* _Instruction_:
Please transcribe the data that follows without the pictures, keeping every word the same.

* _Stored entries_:
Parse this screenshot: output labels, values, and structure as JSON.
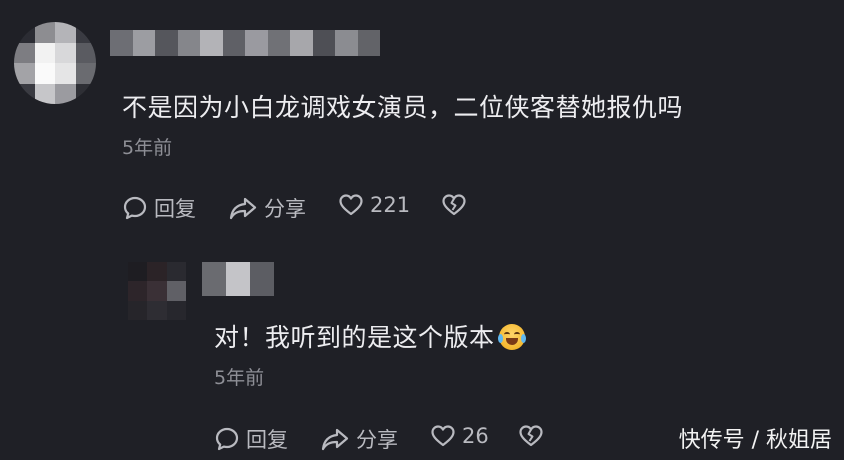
{
  "main_comment": {
    "text": "不是因为小白龙调戏女演员，二位侠客替她报仇吗",
    "time": "5年前",
    "actions": {
      "reply_label": "回复",
      "share_label": "分享",
      "like_count": "221"
    }
  },
  "reply_comment": {
    "text": "对！我听到的是这个版本",
    "emoji": "crying-laughing-emoji",
    "time": "5年前",
    "actions": {
      "reply_label": "回复",
      "share_label": "分享",
      "like_count": "26"
    }
  },
  "watermark": "快传号 / 秋姐居",
  "colors": {
    "background": "#1f2026",
    "text": "#ededf0",
    "muted": "#8e8f96"
  }
}
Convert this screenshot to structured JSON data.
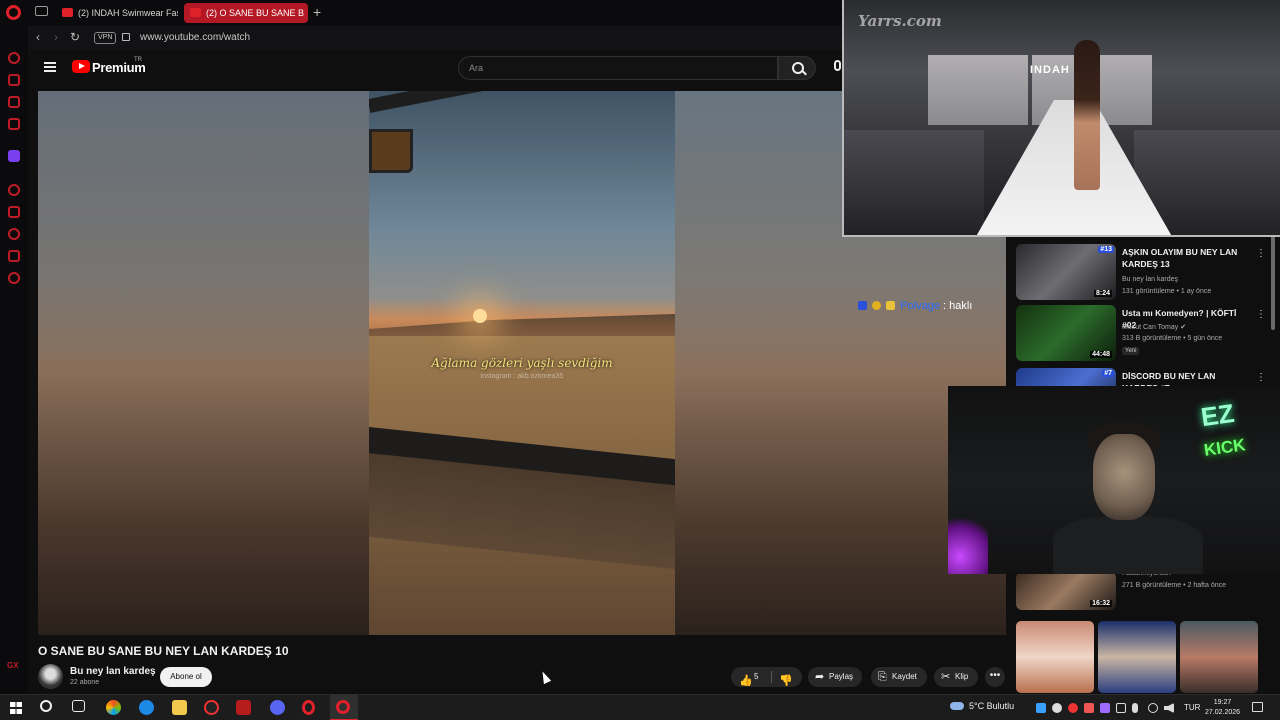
{
  "browser": {
    "tabs": [
      {
        "label": "(2) INDAH Swimwear Fash",
        "active": false
      },
      {
        "label": "(2) O SANE BU SANE B",
        "active": true
      }
    ],
    "new_tab": "+",
    "vpn_label": "VPN",
    "url": "www.youtube.com/watch"
  },
  "youtube": {
    "brand": "Premium",
    "region": "TR",
    "search_placeholder": "Ara"
  },
  "video": {
    "lyrics": "Ağlama gözleri yaşlı sevdiğim",
    "lyric_credit": "instagram : akb.ozkrnea35",
    "title": "O SANE BU SANE BU NEY LAN KARDEŞ 10",
    "channel": "Bu ney lan kardeş",
    "subscribers": "22 abone",
    "subscribe_label": "Abone ol",
    "likes": "5",
    "share_label": "Paylaş",
    "save_label": "Kaydet",
    "clip_label": "Klip",
    "more_label": "•••"
  },
  "chat": {
    "user": "Polvage",
    "message": ": haklı",
    "user_color": "#2a6cff"
  },
  "recommendations": [
    {
      "title": "AŞKIN OLAYIM BU NEY LAN KARDEŞ 13",
      "channel": "Bu ney lan kardeş",
      "meta": "131 görüntüleme • 1 ay önce",
      "duration": "8:24",
      "tag": "#13",
      "new": ""
    },
    {
      "title": "Usta mı Komedyen? | KÖFTİ #02",
      "channel": "Mesut Can Tomay ✔",
      "meta": "313 B görüntüleme • 5 gün önce",
      "duration": "44:48",
      "tag": "",
      "new": "Yeni"
    },
    {
      "title": "DİSCORD BU NEY LAN KARDEŞ #7",
      "channel": "",
      "meta": "",
      "duration": "",
      "tag": "#7",
      "new": ""
    },
    {
      "title": "",
      "channel": "Hasanmiyorsun",
      "meta": "271 B görüntüleme • 2 hafta önce",
      "duration": "16:32",
      "tag": "",
      "new": ""
    }
  ],
  "overlays": {
    "watermark": "Yarrs.com",
    "runway_sign": "INDAH",
    "ez_text": "EZ",
    "kick_text": "KICK"
  },
  "taskbar": {
    "weather": "5°C  Bulutlu",
    "language": "TUR",
    "time": "19:27",
    "date": "27.02.2026"
  },
  "sidebar": {
    "gx_label": "GX"
  }
}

* _Expected answer_:
Parse this screenshot: output labels, values, and structure as JSON.
{
  "main_comment": {
    "text": "不是因为小白龙调戏女演员，二位侠客替她报仇吗",
    "time": "5年前",
    "actions": {
      "reply_label": "回复",
      "share_label": "分享",
      "like_count": "221"
    }
  },
  "reply_comment": {
    "text": "对！我听到的是这个版本",
    "emoji": "crying-laughing-emoji",
    "time": "5年前",
    "actions": {
      "reply_label": "回复",
      "share_label": "分享",
      "like_count": "26"
    }
  },
  "watermark": "快传号 / 秋姐居",
  "colors": {
    "background": "#1f2026",
    "text": "#ededf0",
    "muted": "#8e8f96"
  }
}
Convert this screenshot to structured JSON data.
{
  "browser": {
    "tabs": [
      {
        "label": "(2) INDAH Swimwear Fash",
        "active": false
      },
      {
        "label": "(2) O SANE BU SANE B",
        "active": true
      }
    ],
    "new_tab": "+",
    "vpn_label": "VPN",
    "url": "www.youtube.com/watch"
  },
  "youtube": {
    "brand": "Premium",
    "region": "TR",
    "search_placeholder": "Ara"
  },
  "video": {
    "lyrics": "Ağlama gözleri yaşlı sevdiğim",
    "lyric_credit": "instagram : akb.ozkrnea35",
    "title": "O SANE BU SANE BU NEY LAN KARDEŞ 10",
    "channel": "Bu ney lan kardeş",
    "subscribers": "22 abone",
    "subscribe_label": "Abone ol",
    "likes": "5",
    "share_label": "Paylaş",
    "save_label": "Kaydet",
    "clip_label": "Klip",
    "more_label": "•••"
  },
  "chat": {
    "user": "Polvage",
    "message": ": haklı",
    "user_color": "#2a6cff"
  },
  "recommendations": [
    {
      "title": "AŞKIN OLAYIM BU NEY LAN KARDEŞ 13",
      "channel": "Bu ney lan kardeş",
      "meta": "131 görüntüleme • 1 ay önce",
      "duration": "8:24",
      "tag": "#13",
      "new": ""
    },
    {
      "title": "Usta mı Komedyen? | KÖFTİ #02",
      "channel": "Mesut Can Tomay ✔",
      "meta": "313 B görüntüleme • 5 gün önce",
      "duration": "44:48",
      "tag": "",
      "new": "Yeni"
    },
    {
      "title": "DİSCORD BU NEY LAN KARDEŞ #7",
      "channel": "",
      "meta": "",
      "duration": "",
      "tag": "#7",
      "new": ""
    },
    {
      "title": "",
      "channel": "Hasanmiyorsun",
      "meta": "271 B görüntüleme • 2 hafta önce",
      "duration": "16:32",
      "tag": "",
      "new": ""
    }
  ],
  "overlays": {
    "watermark": "Yarrs.com",
    "runway_sign": "INDAH",
    "ez_text": "EZ",
    "kick_text": "KICK"
  },
  "taskbar": {
    "weather": "5°C  Bulutlu",
    "language": "TUR",
    "time": "19:27",
    "date": "27.02.2026"
  },
  "sidebar": {
    "gx_label": "GX"
  }
}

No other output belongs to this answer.